§ Task to carry out: All of the lines below are to be printed again exactly; images are excluded from the output.

§ Exercise material:
<<<<

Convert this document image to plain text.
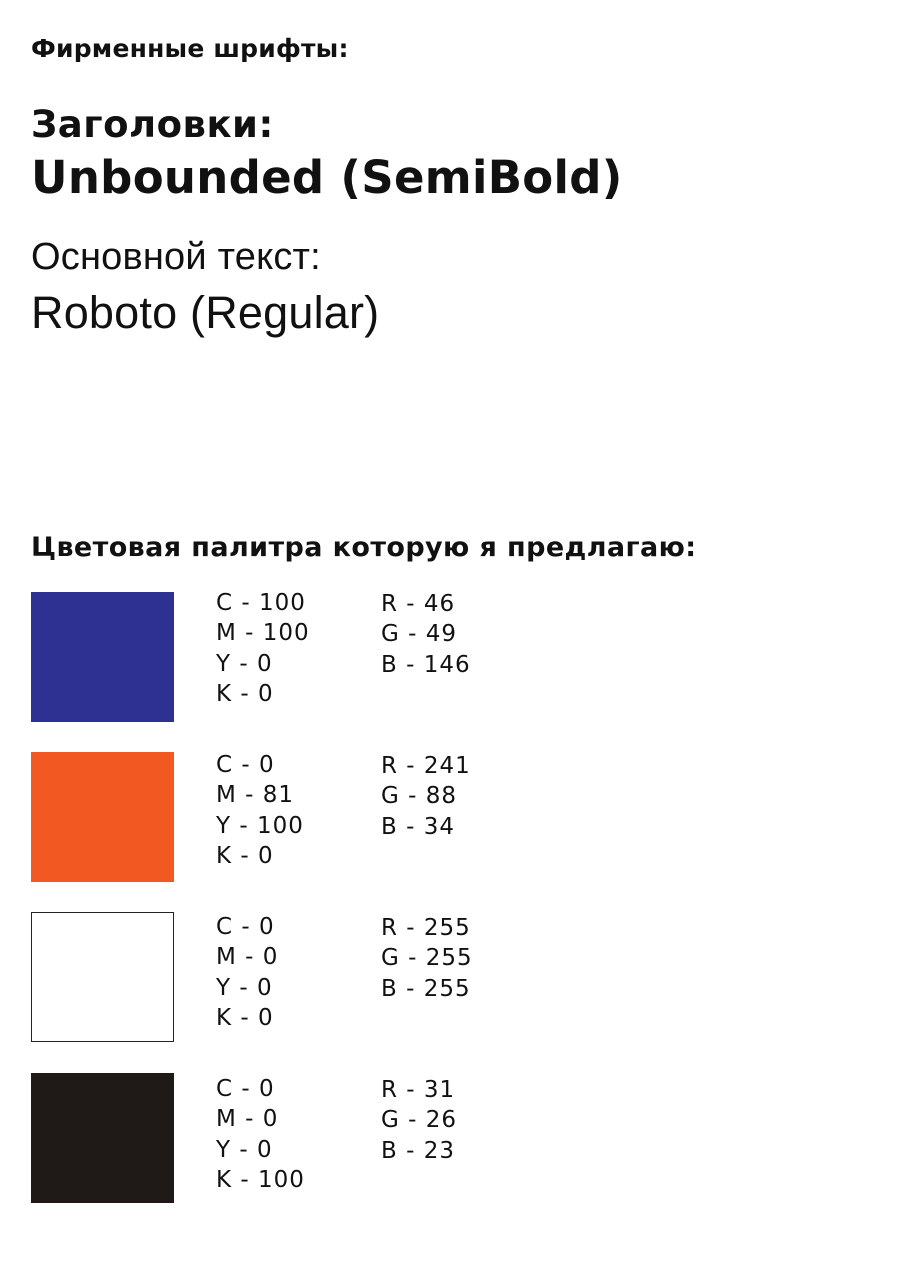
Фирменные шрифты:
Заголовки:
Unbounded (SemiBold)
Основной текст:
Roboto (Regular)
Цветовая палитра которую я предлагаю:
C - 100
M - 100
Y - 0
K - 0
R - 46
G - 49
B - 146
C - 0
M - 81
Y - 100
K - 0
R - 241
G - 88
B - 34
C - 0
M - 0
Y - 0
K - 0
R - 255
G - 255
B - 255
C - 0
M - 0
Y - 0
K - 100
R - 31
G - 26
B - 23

>>>>

§ Full answer:
Convert this document image to plain text.
Фирменные шрифты:
Заголовки:
Unbounded (SemiBold)
Основной текст:
Roboto (Regular)
Цветовая палитра которую я предлагаю:
C - 100
M - 100
Y - 0
K - 0
R - 46
G - 49
B - 146
C - 0
M - 81
Y - 100
K - 0
R - 241
G - 88
B - 34
C - 0
M - 0
Y - 0
K - 0
R - 255
G - 255
B - 255
C - 0
M - 0
Y - 0
K - 100
R - 31
G - 26
B - 23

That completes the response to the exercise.